[Dataset listings of figures]
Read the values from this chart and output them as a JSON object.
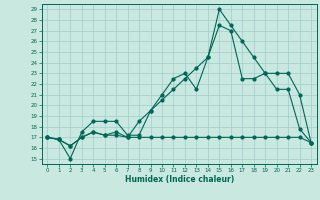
{
  "xlabel": "Humidex (Indice chaleur)",
  "bg_color": "#c8e8e0",
  "line_color": "#006655",
  "grid_color": "#a0cccc",
  "xlim": [
    -0.5,
    23.5
  ],
  "ylim": [
    14.5,
    29.5
  ],
  "yticks": [
    15,
    16,
    17,
    18,
    19,
    20,
    21,
    22,
    23,
    24,
    25,
    26,
    27,
    28,
    29
  ],
  "xticks": [
    0,
    1,
    2,
    3,
    4,
    5,
    6,
    7,
    8,
    9,
    10,
    11,
    12,
    13,
    14,
    15,
    16,
    17,
    18,
    19,
    20,
    21,
    22,
    23
  ],
  "line1_x": [
    0,
    1,
    2,
    3,
    4,
    5,
    6,
    7,
    8,
    9,
    10,
    11,
    12,
    13,
    14,
    15,
    16,
    17,
    18,
    19,
    20,
    21,
    22,
    23
  ],
  "line1_y": [
    17.0,
    16.8,
    15.0,
    17.5,
    18.5,
    18.5,
    18.5,
    17.2,
    17.2,
    19.5,
    21.0,
    22.5,
    23.0,
    21.5,
    24.5,
    29.0,
    27.5,
    26.0,
    24.5,
    23.0,
    21.5,
    21.5,
    17.8,
    16.5
  ],
  "line2_x": [
    0,
    1,
    2,
    3,
    4,
    5,
    6,
    7,
    8,
    9,
    10,
    11,
    12,
    13,
    14,
    15,
    16,
    17,
    18,
    19,
    20,
    21,
    22,
    23
  ],
  "line2_y": [
    17.0,
    16.8,
    16.2,
    17.0,
    17.5,
    17.2,
    17.2,
    17.0,
    17.0,
    17.0,
    17.0,
    17.0,
    17.0,
    17.0,
    17.0,
    17.0,
    17.0,
    17.0,
    17.0,
    17.0,
    17.0,
    17.0,
    17.0,
    16.5
  ],
  "line3_x": [
    0,
    1,
    2,
    3,
    4,
    5,
    6,
    7,
    8,
    9,
    10,
    11,
    12,
    13,
    14,
    15,
    16,
    17,
    18,
    19,
    20,
    21,
    22,
    23
  ],
  "line3_y": [
    17.0,
    16.8,
    16.2,
    17.0,
    17.5,
    17.2,
    17.5,
    17.0,
    18.5,
    19.5,
    20.5,
    21.5,
    22.5,
    23.5,
    24.5,
    27.5,
    27.0,
    22.5,
    22.5,
    23.0,
    23.0,
    23.0,
    21.0,
    16.5
  ]
}
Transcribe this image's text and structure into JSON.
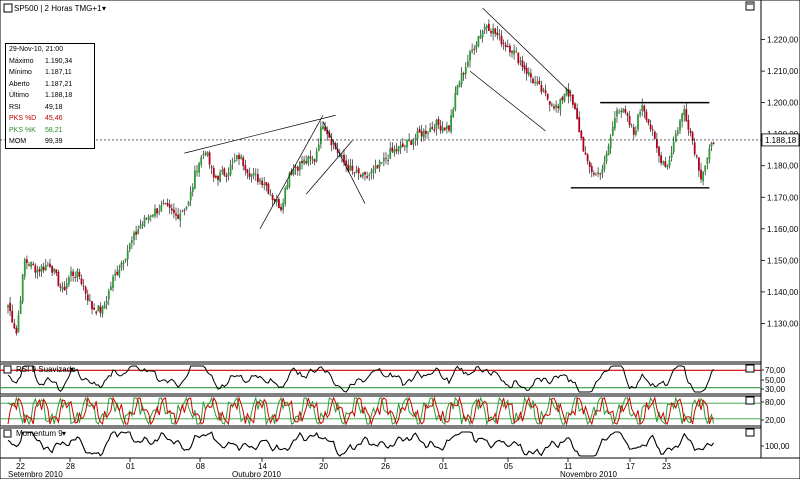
{
  "header": {
    "symbol_label": "SP500 | 2 Horas TMG+1"
  },
  "data_window": {
    "date": "29-Nov-10, 21:00",
    "rows": [
      {
        "label": "Máximo",
        "value": "1.190,34",
        "color": "#000000"
      },
      {
        "label": "Mínimo",
        "value": "1.187,11",
        "color": "#000000"
      },
      {
        "label": "Aberto",
        "value": "1.187,21",
        "color": "#000000"
      },
      {
        "label": "Último",
        "value": "1.188,18",
        "color": "#000000"
      },
      {
        "label": "RSI",
        "value": "49,18",
        "color": "#000000"
      },
      {
        "label": "PKS %D",
        "value": "45,46",
        "color": "#c00000"
      },
      {
        "label": "PKS %K",
        "value": "58,21",
        "color": "#2a8a2a"
      },
      {
        "label": "MOM",
        "value": "99,39",
        "color": "#000000"
      }
    ]
  },
  "panels": {
    "rsi_label": "RSI 9 Suavizado",
    "momentum_label": "Momentum 9"
  },
  "colors": {
    "up": "#2f9a3a",
    "down": "#b1001a",
    "rsi_bands": "#d00000",
    "stoch_k": "#2f9a3a",
    "stoch_d": "#d00000"
  },
  "chart_data": {
    "type": "candlestick",
    "title": "SP500 | 2 Horas TMG+1",
    "price_axis": {
      "ylim": [
        1120,
        1230
      ],
      "ticks": [
        "1.130,00",
        "1.140,00",
        "1.150,00",
        "1.160,00",
        "1.170,00",
        "1.180,00",
        "1.190,00",
        "1.200,00",
        "1.210,00",
        "1.220,00"
      ],
      "last_price_label": "1.188,18"
    },
    "x_axis": {
      "day_ticks": [
        "22",
        "28",
        "01",
        "08",
        "14",
        "20",
        "26",
        "01",
        "05",
        "11",
        "17",
        "23"
      ],
      "month_labels": [
        "Setembro 2010",
        "Outubro 2010",
        "Novembro 2010"
      ]
    },
    "rsi": {
      "ticks": [
        "70,00",
        "50,00",
        "30,00"
      ],
      "bands": [
        70,
        30
      ]
    },
    "stochastic": {
      "ticks": [
        "80,00",
        "20,00"
      ],
      "bands": [
        80,
        20
      ]
    },
    "momentum": {
      "ticks": [
        "100,00"
      ]
    },
    "anchors": [
      [
        0,
        1136
      ],
      [
        4,
        1127
      ],
      [
        8,
        1150
      ],
      [
        14,
        1147
      ],
      [
        20,
        1149
      ],
      [
        26,
        1140
      ],
      [
        30,
        1146
      ],
      [
        34,
        1145
      ],
      [
        40,
        1135
      ],
      [
        45,
        1134
      ],
      [
        50,
        1144
      ],
      [
        56,
        1152
      ],
      [
        62,
        1160
      ],
      [
        68,
        1165
      ],
      [
        74,
        1167
      ],
      [
        80,
        1164
      ],
      [
        86,
        1168
      ],
      [
        90,
        1180
      ],
      [
        94,
        1185
      ],
      [
        98,
        1176
      ],
      [
        104,
        1178
      ],
      [
        110,
        1183
      ],
      [
        116,
        1177
      ],
      [
        122,
        1175
      ],
      [
        126,
        1170
      ],
      [
        130,
        1167
      ],
      [
        134,
        1178
      ],
      [
        140,
        1181
      ],
      [
        146,
        1182
      ],
      [
        150,
        1194
      ],
      [
        154,
        1188
      ],
      [
        160,
        1181
      ],
      [
        164,
        1178
      ],
      [
        170,
        1176
      ],
      [
        176,
        1179
      ],
      [
        182,
        1184
      ],
      [
        188,
        1186
      ],
      [
        196,
        1190
      ],
      [
        204,
        1193
      ],
      [
        210,
        1192
      ],
      [
        214,
        1205
      ],
      [
        220,
        1215
      ],
      [
        224,
        1221
      ],
      [
        228,
        1225
      ],
      [
        232,
        1222
      ],
      [
        236,
        1219
      ],
      [
        240,
        1217
      ],
      [
        244,
        1213
      ],
      [
        250,
        1207
      ],
      [
        256,
        1202
      ],
      [
        262,
        1198
      ],
      [
        266,
        1205
      ],
      [
        270,
        1197
      ],
      [
        276,
        1180
      ],
      [
        280,
        1177
      ],
      [
        284,
        1180
      ],
      [
        288,
        1192
      ],
      [
        290,
        1199
      ],
      [
        294,
        1196
      ],
      [
        298,
        1190
      ],
      [
        302,
        1200
      ],
      [
        306,
        1192
      ],
      [
        310,
        1183
      ],
      [
        314,
        1180
      ],
      [
        318,
        1190
      ],
      [
        322,
        1198
      ],
      [
        326,
        1188
      ],
      [
        330,
        1177
      ],
      [
        333,
        1182
      ],
      [
        336,
        1188
      ]
    ],
    "annotations": [
      {
        "type": "trendline",
        "from": [
          84,
          1184
        ],
        "to": [
          156,
          1196
        ]
      },
      {
        "type": "trendline",
        "from": [
          120,
          1160
        ],
        "to": [
          150,
          1196
        ]
      },
      {
        "type": "trendline",
        "from": [
          150,
          1194
        ],
        "to": [
          170,
          1168
        ]
      },
      {
        "type": "trendline",
        "from": [
          142,
          1171
        ],
        "to": [
          164,
          1188
        ]
      },
      {
        "type": "trendline",
        "from": [
          226,
          1230
        ],
        "to": [
          268,
          1203
        ]
      },
      {
        "type": "trendline",
        "from": [
          220,
          1210
        ],
        "to": [
          256,
          1191
        ]
      },
      {
        "type": "horizontal",
        "from": [
          268,
          1173
        ],
        "to": [
          334,
          1173
        ]
      },
      {
        "type": "horizontal",
        "from": [
          282,
          1200
        ],
        "to": [
          334,
          1200
        ]
      }
    ]
  }
}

## What is required
Pick out lines containing the word "JSON", each one as written.

## Final result
Read the values from this chart and output them as a JSON object.
Transcribe this image's text and structure into JSON.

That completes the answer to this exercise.